Given exercise ▸ From the listing below, pull out all lines with "HRNet" in them.

The data ▸
-- -- --
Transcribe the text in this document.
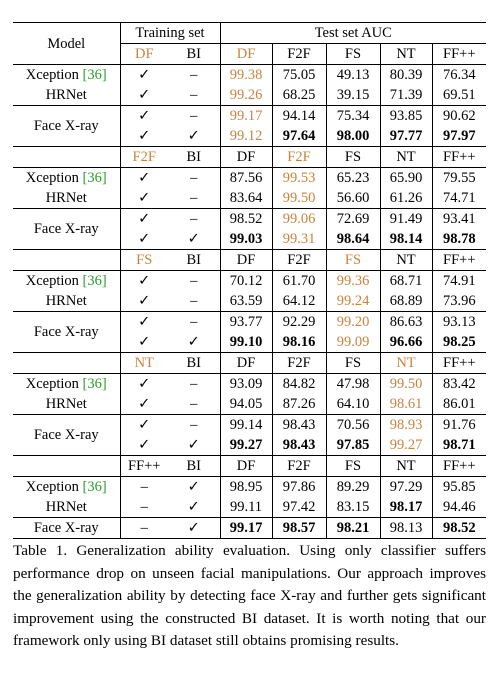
Model	Training set		Test set AUC				
	DF	BI	DF	F2F	FS	NT	FF++
Xception [36]	✓	–	99.38	75.05	49.13	80.39	76.34
HRNet	✓	–	99.26	68.25	39.15	71.39	69.51
Face X-ray	✓	–	99.17	94.14	75.34	93.85	90.62
	✓	✓	99.12	97.64	98.00	97.77	97.97
	F2F	BI	DF	F2F	FS	NT	FF++
Xception [36]	✓	–	87.56	99.53	65.23	65.90	79.55
HRNet	✓	–	83.64	99.50	56.60	61.26	74.71
Face X-ray	✓	–	98.52	99.06	72.69	91.49	93.41
	✓	✓	99.03	99.31	98.64	98.14	98.78
	FS	BI	DF	F2F	FS	NT	FF++
Xception [36]	✓	–	70.12	61.70	99.36	68.71	74.91
HRNet	✓	–	63.59	64.12	99.24	68.89	73.96
Face X-ray	✓	–	93.77	92.29	99.20	86.63	93.13
	✓	✓	99.10	98.16	99.09	96.66	98.25
	NT	BI	DF	F2F	FS	NT	FF++
Xception [36]	✓	–	93.09	84.82	47.98	99.50	83.42
HRNet	✓	–	94.05	87.26	64.10	98.61	86.01
Face X-ray	✓	–	99.14	98.43	70.56	98.93	91.76
	✓	✓	99.27	98.43	97.85	99.27	98.71
	FF++	BI	DF	F2F	FS	NT	FF++
Xception [36]	–	✓	98.95	97.86	89.29	97.29	95.85
HRNet	–	✓	99.11	97.42	83.15	98.17	94.46
Face X-ray	–	✓	99.17	98.57	98.21	98.13	98.52
Table 1. Generalization ability evaluation. Using only classifier suffers performance drop on unseen facial manipulations. Our approach improves the generalization ability by detecting face X-ray and further gets significant improvement using the constructed BI dataset. It is worth noting that our framework only using BI dataset still obtains promising results.
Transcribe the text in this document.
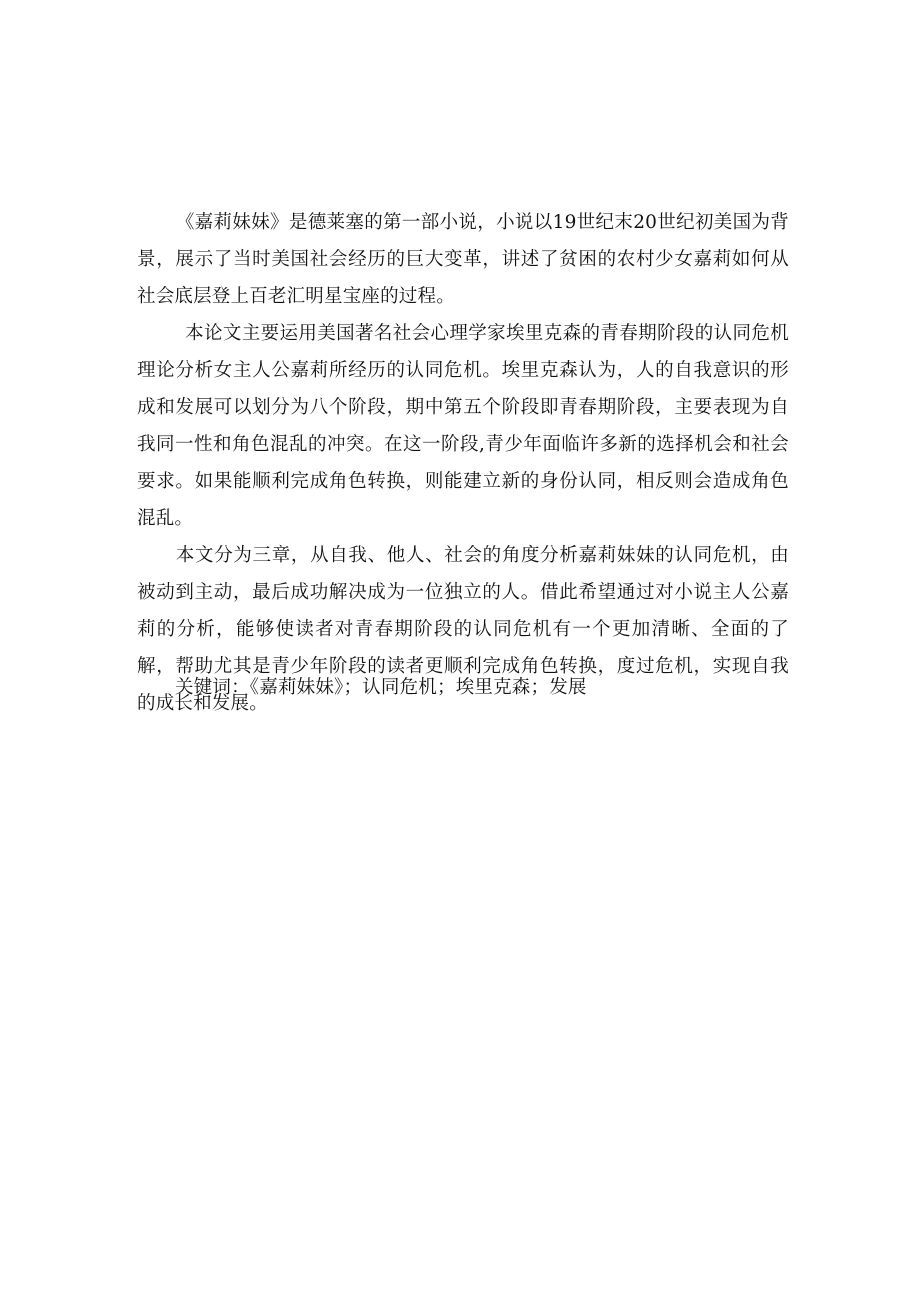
《嘉莉妹妹》是德莱塞的第一部小说，小说以19世纪末20世纪初美国为背景，展示了当时美国社会经历的巨大变革，讲述了贫困的农村少女嘉莉如何从社会底层登上百老汇明星宝座的过程。

本论文主要运用美国著名社会心理学家埃里克森的青春期阶段的认同危机理论分析女主人公嘉莉所经历的认同危机。埃里克森认为，人的自我意识的形成和发展可以划分为八个阶段，期中第五个阶段即青春期阶段，主要表现为自我同一性和角色混乱的冲突。在这一阶段,青少年面临许多新的选择机会和社会要求。如果能顺利完成角色转换，则能建立新的身份认同，相反则会造成角色混乱。

本文分为三章，从自我、他人、社会的角度分析嘉莉妹妹的认同危机，由被动到主动，最后成功解决成为一位独立的人。借此希望通过对小说主人公嘉莉的分析，能够使读者对青春期阶段的认同危机有一个更加清晰、全面的了解，帮助尤其是青少年阶段的读者更顺利完成角色转换，度过危机，实现自我的成长和发展。

关键词：《嘉莉妹妹》；认同危机；埃里克森；发展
-- -- --
Result for this exercise ▸
HRNet	✓	–	99.26	68.25	39.15	71.39	69.51
HRNet	✓	–	83.64	99.50	56.60	61.26	74.71
HRNet	✓	–	63.59	64.12	99.24	68.89	73.96
HRNet	✓	–	94.05	87.26	64.10	98.61	86.01
HRNet	–	✓	99.11	97.42	83.15	98.17	94.46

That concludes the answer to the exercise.